**EXERCISE INPUT**
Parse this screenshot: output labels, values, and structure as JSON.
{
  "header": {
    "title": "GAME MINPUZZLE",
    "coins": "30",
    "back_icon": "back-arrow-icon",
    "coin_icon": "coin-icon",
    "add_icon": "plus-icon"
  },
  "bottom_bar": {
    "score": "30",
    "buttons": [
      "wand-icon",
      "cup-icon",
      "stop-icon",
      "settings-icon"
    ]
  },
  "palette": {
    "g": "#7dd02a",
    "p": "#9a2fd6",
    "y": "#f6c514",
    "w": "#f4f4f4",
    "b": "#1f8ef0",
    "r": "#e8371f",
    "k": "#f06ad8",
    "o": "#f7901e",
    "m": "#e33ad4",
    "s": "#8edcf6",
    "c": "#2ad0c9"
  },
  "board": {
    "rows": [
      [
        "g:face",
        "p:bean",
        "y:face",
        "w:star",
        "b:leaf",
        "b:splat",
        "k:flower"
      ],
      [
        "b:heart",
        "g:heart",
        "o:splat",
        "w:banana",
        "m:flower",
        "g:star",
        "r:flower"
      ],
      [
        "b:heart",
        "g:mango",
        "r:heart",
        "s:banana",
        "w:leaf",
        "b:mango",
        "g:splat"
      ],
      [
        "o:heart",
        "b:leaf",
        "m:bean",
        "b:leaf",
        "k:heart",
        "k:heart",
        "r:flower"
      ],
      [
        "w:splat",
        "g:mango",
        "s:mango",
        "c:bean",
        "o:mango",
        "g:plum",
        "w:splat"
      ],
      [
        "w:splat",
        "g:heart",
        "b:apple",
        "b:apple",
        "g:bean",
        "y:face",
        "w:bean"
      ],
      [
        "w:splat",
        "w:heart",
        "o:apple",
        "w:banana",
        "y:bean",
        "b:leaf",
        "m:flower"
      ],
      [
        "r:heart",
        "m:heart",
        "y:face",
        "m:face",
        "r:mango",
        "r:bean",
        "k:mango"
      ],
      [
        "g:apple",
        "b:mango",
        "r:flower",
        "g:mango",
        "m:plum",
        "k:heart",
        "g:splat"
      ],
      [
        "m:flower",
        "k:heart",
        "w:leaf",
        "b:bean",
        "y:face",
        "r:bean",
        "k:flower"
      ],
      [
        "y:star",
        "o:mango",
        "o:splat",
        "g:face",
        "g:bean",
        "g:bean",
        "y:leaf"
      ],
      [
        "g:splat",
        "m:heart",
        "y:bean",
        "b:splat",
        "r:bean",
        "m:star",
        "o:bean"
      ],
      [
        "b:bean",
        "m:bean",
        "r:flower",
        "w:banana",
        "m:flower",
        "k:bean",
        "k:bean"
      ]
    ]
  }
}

**WRITTEN INSTRUCTION**
Retype the entries exactly, including every line.

**ANSWER**
Parse this screenshot: output labels, values, and structure as JSON.
{
  "header": {
    "title": "GAME MINPUZZLE",
    "coins": "30",
    "back_icon": "back-arrow-icon",
    "coin_icon": "coin-icon",
    "add_icon": "plus-icon"
  },
  "bottom_bar": {
    "score": "30",
    "buttons": [
      "wand-icon",
      "cup-icon",
      "stop-icon",
      "settings-icon"
    ]
  },
  "palette": {
    "g": "#7dd02a",
    "p": "#9a2fd6",
    "y": "#f6c514",
    "w": "#f4f4f4",
    "b": "#1f8ef0",
    "r": "#e8371f",
    "k": "#f06ad8",
    "o": "#f7901e",
    "m": "#e33ad4",
    "s": "#8edcf6",
    "c": "#2ad0c9"
  },
  "board": {
    "rows": [
      [
        "g:face",
        "p:bean",
        "y:face",
        "w:star",
        "b:leaf",
        "b:splat",
        "k:flower"
      ],
      [
        "b:heart",
        "g:heart",
        "o:splat",
        "w:banana",
        "m:flower",
        "g:star",
        "r:flower"
      ],
      [
        "b:heart",
        "g:mango",
        "r:heart",
        "s:banana",
        "w:leaf",
        "b:mango",
        "g:splat"
      ],
      [
        "o:heart",
        "b:leaf",
        "m:bean",
        "b:leaf",
        "k:heart",
        "k:heart",
        "r:flower"
      ],
      [
        "w:splat",
        "g:mango",
        "s:mango",
        "c:bean",
        "o:mango",
        "g:plum",
        "w:splat"
      ],
      [
        "w:splat",
        "g:heart",
        "b:apple",
        "b:apple",
        "g:bean",
        "y:face",
        "w:bean"
      ],
      [
        "w:splat",
        "w:heart",
        "o:apple",
        "w:banana",
        "y:bean",
        "b:leaf",
        "m:flower"
      ],
      [
        "r:heart",
        "m:heart",
        "y:face",
        "m:face",
        "r:mango",
        "r:bean",
        "k:mango"
      ],
      [
        "g:apple",
        "b:mango",
        "r:flower",
        "g:mango",
        "m:plum",
        "k:heart",
        "g:splat"
      ],
      [
        "m:flower",
        "k:heart",
        "w:leaf",
        "b:bean",
        "y:face",
        "r:bean",
        "k:flower"
      ],
      [
        "y:star",
        "o:mango",
        "o:splat",
        "g:face",
        "g:bean",
        "g:bean",
        "y:leaf"
      ],
      [
        "g:splat",
        "m:heart",
        "y:bean",
        "b:splat",
        "r:bean",
        "m:star",
        "o:bean"
      ],
      [
        "b:bean",
        "m:bean",
        "r:flower",
        "w:banana",
        "m:flower",
        "k:bean",
        "k:bean"
      ]
    ]
  }
}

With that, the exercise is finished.